** START OF Exercise input **
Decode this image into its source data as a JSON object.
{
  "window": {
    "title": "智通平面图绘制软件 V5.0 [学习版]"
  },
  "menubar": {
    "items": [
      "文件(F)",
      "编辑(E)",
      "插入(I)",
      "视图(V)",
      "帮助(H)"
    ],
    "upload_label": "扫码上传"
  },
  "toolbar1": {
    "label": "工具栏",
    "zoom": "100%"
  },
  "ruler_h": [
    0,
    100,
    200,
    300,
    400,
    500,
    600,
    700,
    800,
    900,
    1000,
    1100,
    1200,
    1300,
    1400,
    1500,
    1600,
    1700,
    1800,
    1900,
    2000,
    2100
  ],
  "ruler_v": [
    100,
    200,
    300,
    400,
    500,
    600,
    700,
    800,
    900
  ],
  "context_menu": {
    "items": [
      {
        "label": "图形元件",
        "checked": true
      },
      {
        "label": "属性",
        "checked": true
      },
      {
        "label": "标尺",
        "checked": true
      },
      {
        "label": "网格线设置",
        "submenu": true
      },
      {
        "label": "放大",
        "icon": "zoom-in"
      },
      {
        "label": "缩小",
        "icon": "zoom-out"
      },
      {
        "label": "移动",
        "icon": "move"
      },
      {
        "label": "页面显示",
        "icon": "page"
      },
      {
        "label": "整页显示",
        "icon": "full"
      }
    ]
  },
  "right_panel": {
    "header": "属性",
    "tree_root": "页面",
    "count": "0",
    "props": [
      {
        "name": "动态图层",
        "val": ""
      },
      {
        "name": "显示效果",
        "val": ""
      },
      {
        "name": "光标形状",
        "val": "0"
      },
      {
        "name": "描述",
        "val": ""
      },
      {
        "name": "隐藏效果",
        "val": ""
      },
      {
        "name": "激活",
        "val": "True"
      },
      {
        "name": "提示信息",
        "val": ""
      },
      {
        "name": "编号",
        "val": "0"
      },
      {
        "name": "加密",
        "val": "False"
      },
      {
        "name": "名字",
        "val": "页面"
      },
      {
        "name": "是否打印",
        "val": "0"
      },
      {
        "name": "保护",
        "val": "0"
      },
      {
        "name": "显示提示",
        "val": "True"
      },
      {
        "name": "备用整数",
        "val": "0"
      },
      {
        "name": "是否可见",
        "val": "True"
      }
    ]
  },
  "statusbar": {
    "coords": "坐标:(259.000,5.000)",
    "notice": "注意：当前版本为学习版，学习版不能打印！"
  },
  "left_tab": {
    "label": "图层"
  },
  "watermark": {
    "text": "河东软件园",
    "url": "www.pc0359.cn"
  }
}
** END OF Exercise input **
> **Goal of the exercise**: Write the data back out verbatim.

> **Response to the task**:
Decode this image into its source data as a JSON object.
{
  "window": {
    "title": "智通平面图绘制软件 V5.0 [学习版]"
  },
  "menubar": {
    "items": [
      "文件(F)",
      "编辑(E)",
      "插入(I)",
      "视图(V)",
      "帮助(H)"
    ],
    "upload_label": "扫码上传"
  },
  "toolbar1": {
    "label": "工具栏",
    "zoom": "100%"
  },
  "ruler_h": [
    0,
    100,
    200,
    300,
    400,
    500,
    600,
    700,
    800,
    900,
    1000,
    1100,
    1200,
    1300,
    1400,
    1500,
    1600,
    1700,
    1800,
    1900,
    2000,
    2100
  ],
  "ruler_v": [
    100,
    200,
    300,
    400,
    500,
    600,
    700,
    800,
    900
  ],
  "context_menu": {
    "items": [
      {
        "label": "图形元件",
        "checked": true
      },
      {
        "label": "属性",
        "checked": true
      },
      {
        "label": "标尺",
        "checked": true
      },
      {
        "label": "网格线设置",
        "submenu": true
      },
      {
        "label": "放大",
        "icon": "zoom-in"
      },
      {
        "label": "缩小",
        "icon": "zoom-out"
      },
      {
        "label": "移动",
        "icon": "move"
      },
      {
        "label": "页面显示",
        "icon": "page"
      },
      {
        "label": "整页显示",
        "icon": "full"
      }
    ]
  },
  "right_panel": {
    "header": "属性",
    "tree_root": "页面",
    "count": "0",
    "props": [
      {
        "name": "动态图层",
        "val": ""
      },
      {
        "name": "显示效果",
        "val": ""
      },
      {
        "name": "光标形状",
        "val": "0"
      },
      {
        "name": "描述",
        "val": ""
      },
      {
        "name": "隐藏效果",
        "val": ""
      },
      {
        "name": "激活",
        "val": "True"
      },
      {
        "name": "提示信息",
        "val": ""
      },
      {
        "name": "编号",
        "val": "0"
      },
      {
        "name": "加密",
        "val": "False"
      },
      {
        "name": "名字",
        "val": "页面"
      },
      {
        "name": "是否打印",
        "val": "0"
      },
      {
        "name": "保护",
        "val": "0"
      },
      {
        "name": "显示提示",
        "val": "True"
      },
      {
        "name": "备用整数",
        "val": "0"
      },
      {
        "name": "是否可见",
        "val": "True"
      }
    ]
  },
  "statusbar": {
    "coords": "坐标:(259.000,5.000)",
    "notice": "注意：当前版本为学习版，学习版不能打印！"
  },
  "left_tab": {
    "label": "图层"
  },
  "watermark": {
    "text": "河东软件园",
    "url": "www.pc0359.cn"
  }
}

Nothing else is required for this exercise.